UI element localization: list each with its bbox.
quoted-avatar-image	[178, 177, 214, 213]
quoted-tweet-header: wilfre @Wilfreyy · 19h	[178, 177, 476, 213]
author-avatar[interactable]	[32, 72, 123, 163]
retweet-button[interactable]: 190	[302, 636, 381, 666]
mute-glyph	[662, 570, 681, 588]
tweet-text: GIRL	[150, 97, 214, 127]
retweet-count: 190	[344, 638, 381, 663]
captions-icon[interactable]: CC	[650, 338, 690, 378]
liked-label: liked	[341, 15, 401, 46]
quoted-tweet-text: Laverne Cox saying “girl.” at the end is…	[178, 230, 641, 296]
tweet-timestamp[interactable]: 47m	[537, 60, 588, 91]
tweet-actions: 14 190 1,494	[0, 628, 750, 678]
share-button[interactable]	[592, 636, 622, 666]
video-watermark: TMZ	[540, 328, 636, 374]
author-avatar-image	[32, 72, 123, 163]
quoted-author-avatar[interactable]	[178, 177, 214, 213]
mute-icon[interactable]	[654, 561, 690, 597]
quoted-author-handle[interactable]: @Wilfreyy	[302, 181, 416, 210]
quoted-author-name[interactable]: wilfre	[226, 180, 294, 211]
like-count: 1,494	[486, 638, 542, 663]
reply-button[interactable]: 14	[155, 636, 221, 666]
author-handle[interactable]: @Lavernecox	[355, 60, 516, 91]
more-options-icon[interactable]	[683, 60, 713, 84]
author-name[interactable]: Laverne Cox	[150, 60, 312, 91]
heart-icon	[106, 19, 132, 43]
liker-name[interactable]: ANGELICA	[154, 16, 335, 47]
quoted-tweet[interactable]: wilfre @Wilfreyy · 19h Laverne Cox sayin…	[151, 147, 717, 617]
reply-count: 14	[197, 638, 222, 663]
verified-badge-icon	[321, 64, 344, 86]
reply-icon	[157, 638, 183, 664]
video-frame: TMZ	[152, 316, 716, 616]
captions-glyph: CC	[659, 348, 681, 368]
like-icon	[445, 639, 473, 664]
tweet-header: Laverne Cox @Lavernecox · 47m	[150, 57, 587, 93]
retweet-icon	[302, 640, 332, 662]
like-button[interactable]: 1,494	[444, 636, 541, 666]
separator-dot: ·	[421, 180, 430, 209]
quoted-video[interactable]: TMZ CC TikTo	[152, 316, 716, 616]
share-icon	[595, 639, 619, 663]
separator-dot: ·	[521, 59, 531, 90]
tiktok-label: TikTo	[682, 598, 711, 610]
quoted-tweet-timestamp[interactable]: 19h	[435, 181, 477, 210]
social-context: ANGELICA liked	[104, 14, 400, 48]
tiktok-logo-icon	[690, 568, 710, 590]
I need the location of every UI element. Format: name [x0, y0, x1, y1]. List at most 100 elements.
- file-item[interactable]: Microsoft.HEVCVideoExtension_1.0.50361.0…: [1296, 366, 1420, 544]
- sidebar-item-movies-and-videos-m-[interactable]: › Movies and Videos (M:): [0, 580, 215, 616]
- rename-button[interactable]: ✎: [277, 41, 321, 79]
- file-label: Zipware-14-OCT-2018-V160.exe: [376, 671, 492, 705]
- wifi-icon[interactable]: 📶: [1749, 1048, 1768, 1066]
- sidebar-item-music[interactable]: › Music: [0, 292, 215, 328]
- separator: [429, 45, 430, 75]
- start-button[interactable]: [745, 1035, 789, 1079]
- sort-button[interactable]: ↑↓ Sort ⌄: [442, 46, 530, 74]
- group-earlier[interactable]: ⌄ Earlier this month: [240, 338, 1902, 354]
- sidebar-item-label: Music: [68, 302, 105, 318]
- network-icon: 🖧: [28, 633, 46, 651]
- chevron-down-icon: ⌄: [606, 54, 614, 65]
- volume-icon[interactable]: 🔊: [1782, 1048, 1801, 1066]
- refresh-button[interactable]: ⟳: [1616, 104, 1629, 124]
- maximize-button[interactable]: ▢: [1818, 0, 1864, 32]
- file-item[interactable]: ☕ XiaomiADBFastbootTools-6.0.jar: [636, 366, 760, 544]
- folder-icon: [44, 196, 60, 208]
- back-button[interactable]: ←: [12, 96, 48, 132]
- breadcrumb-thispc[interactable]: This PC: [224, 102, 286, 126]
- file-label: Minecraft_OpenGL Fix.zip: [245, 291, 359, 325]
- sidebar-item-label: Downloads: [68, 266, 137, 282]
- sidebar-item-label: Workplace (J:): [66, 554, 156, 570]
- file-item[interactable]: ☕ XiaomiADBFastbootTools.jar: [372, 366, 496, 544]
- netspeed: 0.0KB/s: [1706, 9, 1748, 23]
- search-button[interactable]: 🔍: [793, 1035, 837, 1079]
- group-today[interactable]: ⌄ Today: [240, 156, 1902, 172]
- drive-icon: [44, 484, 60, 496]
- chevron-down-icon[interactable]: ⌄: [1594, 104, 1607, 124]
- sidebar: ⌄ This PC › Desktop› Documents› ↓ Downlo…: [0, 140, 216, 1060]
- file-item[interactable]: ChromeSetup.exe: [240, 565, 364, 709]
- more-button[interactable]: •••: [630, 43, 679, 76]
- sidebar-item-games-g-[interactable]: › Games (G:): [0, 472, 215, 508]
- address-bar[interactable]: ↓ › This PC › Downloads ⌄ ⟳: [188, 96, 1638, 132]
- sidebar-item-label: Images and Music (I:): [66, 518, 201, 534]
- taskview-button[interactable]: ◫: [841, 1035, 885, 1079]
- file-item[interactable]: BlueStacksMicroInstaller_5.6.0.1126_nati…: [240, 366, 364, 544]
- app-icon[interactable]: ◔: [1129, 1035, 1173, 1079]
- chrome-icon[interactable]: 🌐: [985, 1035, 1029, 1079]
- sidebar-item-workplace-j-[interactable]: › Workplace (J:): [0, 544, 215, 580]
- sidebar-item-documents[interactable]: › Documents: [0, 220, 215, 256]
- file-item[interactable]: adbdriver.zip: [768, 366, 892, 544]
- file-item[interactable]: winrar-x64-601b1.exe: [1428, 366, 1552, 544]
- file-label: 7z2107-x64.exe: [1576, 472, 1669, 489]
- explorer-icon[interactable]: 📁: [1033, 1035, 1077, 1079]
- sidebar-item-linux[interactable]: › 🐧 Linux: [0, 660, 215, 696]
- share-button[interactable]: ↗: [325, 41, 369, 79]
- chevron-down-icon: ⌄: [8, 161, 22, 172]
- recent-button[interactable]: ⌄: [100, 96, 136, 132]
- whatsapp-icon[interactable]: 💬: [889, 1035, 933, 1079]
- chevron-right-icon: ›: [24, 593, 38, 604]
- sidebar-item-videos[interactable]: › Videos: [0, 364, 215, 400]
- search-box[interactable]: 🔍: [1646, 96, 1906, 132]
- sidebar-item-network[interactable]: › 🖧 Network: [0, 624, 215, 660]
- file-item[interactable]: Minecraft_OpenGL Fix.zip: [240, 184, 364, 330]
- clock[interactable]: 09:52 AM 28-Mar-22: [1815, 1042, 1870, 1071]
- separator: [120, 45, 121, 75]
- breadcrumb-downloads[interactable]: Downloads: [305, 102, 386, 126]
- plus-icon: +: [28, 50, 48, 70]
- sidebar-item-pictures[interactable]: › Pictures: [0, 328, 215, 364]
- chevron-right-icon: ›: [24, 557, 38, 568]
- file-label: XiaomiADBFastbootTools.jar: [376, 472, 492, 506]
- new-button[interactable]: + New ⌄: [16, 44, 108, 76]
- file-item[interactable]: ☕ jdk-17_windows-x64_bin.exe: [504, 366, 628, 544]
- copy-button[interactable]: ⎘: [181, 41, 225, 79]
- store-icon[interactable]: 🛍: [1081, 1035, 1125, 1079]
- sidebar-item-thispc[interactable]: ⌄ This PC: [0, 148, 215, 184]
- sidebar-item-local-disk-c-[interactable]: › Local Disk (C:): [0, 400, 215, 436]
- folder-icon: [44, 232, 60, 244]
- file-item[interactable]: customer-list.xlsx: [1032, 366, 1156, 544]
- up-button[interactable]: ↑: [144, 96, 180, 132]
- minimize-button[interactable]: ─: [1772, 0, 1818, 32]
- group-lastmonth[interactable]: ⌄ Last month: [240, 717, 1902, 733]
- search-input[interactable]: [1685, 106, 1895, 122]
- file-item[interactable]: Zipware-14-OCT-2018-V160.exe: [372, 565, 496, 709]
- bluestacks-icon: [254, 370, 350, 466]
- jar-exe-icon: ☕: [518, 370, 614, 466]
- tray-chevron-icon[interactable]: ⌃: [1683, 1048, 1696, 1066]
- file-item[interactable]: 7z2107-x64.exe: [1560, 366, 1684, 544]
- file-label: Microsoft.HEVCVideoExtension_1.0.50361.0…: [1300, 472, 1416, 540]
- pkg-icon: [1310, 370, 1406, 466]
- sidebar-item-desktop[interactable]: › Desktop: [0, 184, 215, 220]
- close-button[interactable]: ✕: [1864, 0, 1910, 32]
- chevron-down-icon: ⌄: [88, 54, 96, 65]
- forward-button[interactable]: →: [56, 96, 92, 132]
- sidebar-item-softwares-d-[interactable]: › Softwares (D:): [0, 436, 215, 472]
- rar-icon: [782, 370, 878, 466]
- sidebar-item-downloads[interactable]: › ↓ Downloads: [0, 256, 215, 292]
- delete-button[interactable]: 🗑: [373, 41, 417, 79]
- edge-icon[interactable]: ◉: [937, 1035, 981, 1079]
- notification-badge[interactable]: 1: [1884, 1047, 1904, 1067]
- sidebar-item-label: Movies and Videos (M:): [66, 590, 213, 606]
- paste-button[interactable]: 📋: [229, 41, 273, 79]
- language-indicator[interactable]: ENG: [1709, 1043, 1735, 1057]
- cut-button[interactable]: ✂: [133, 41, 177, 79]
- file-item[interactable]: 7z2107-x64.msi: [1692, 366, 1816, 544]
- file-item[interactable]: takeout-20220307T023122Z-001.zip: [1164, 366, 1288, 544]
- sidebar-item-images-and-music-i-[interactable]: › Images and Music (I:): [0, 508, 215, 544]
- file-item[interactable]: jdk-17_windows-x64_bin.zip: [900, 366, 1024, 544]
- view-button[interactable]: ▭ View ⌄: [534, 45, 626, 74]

▸ **What to work on**
Return each line from the entries above that contains the word "Videos", with case counting.

▸ **Problem solution**
- sidebar-item-movies-and-videos-m-[interactable]: › Movies and Videos (M:): [0, 580, 215, 616]
- sidebar-item-videos[interactable]: › Videos: [0, 364, 215, 400]
- sidebar-item-label: Movies and Videos (M:): [66, 590, 213, 606]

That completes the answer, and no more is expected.